» What is expected: From the listing below, pull out each line that contains the string "elements".

» Records supplied:
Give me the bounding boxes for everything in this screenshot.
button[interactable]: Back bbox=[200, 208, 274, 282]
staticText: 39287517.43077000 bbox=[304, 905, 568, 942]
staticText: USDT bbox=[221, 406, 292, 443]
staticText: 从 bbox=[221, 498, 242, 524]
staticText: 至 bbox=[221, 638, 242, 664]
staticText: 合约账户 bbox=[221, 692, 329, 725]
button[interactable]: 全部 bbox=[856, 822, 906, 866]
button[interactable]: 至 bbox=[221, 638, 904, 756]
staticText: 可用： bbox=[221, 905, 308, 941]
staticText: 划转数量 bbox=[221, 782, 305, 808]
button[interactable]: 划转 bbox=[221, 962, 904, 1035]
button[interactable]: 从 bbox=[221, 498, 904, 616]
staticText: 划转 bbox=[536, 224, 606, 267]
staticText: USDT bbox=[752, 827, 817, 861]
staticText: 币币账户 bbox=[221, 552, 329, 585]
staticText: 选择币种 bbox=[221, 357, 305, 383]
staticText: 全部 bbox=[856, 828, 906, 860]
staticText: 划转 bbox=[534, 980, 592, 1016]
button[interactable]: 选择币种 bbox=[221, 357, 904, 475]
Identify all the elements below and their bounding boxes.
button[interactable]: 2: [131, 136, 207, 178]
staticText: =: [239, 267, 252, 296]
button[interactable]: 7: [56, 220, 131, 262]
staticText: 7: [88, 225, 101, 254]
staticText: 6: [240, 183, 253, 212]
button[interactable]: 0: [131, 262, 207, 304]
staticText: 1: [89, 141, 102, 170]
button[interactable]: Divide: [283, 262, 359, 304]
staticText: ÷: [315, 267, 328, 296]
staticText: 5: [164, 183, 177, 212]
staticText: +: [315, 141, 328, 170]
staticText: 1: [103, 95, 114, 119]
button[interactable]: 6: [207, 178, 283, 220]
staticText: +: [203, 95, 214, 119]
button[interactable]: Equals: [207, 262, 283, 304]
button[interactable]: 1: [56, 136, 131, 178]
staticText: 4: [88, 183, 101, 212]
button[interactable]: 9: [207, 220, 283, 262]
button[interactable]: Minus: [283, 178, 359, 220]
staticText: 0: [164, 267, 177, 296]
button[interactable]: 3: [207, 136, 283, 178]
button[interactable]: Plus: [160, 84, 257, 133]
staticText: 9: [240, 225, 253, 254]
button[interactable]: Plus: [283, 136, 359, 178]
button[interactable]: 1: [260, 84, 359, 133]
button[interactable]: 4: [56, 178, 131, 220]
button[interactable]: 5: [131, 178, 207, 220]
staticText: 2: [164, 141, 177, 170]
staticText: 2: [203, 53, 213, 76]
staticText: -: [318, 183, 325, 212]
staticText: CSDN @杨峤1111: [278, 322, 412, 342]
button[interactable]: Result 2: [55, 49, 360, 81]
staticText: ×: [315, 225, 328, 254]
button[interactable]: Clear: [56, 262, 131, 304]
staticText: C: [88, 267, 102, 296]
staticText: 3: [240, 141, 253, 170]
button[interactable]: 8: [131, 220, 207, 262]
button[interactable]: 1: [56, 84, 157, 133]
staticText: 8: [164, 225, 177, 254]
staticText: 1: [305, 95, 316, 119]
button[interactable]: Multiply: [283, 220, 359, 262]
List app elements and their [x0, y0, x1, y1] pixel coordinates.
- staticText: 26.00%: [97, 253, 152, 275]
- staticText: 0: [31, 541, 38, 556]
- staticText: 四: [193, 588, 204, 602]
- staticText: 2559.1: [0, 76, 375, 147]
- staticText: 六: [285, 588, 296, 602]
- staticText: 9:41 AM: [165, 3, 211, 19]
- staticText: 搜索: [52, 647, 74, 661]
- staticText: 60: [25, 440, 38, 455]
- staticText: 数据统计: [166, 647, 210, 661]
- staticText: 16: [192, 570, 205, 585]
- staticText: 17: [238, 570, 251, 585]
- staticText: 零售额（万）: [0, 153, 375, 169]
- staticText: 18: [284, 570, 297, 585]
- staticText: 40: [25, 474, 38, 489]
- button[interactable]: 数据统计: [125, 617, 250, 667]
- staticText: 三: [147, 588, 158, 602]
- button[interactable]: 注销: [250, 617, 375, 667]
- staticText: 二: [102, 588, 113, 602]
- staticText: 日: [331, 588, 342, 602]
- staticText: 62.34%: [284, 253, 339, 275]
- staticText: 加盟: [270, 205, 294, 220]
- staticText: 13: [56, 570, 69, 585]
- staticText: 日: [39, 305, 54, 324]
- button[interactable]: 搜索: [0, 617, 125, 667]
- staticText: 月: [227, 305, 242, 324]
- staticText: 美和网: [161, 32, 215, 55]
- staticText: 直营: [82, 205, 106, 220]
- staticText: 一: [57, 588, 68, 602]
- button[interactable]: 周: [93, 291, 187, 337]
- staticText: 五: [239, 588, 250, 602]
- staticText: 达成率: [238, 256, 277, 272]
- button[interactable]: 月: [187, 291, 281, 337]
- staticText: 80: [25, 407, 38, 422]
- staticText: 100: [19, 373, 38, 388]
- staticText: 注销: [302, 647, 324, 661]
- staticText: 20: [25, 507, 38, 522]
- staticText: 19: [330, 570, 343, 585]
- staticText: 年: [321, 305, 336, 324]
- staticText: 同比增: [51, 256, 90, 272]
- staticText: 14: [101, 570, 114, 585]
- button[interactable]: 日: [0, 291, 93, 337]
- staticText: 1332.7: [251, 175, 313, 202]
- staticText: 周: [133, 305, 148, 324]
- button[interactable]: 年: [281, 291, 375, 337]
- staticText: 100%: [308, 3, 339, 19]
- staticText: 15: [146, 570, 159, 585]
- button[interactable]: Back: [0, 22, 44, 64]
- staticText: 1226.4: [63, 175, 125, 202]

» Result of the task:
Identify all the elements below and their bounding boxes.
List app elements and their [x0, y0, x1, y1] pixel coordinates.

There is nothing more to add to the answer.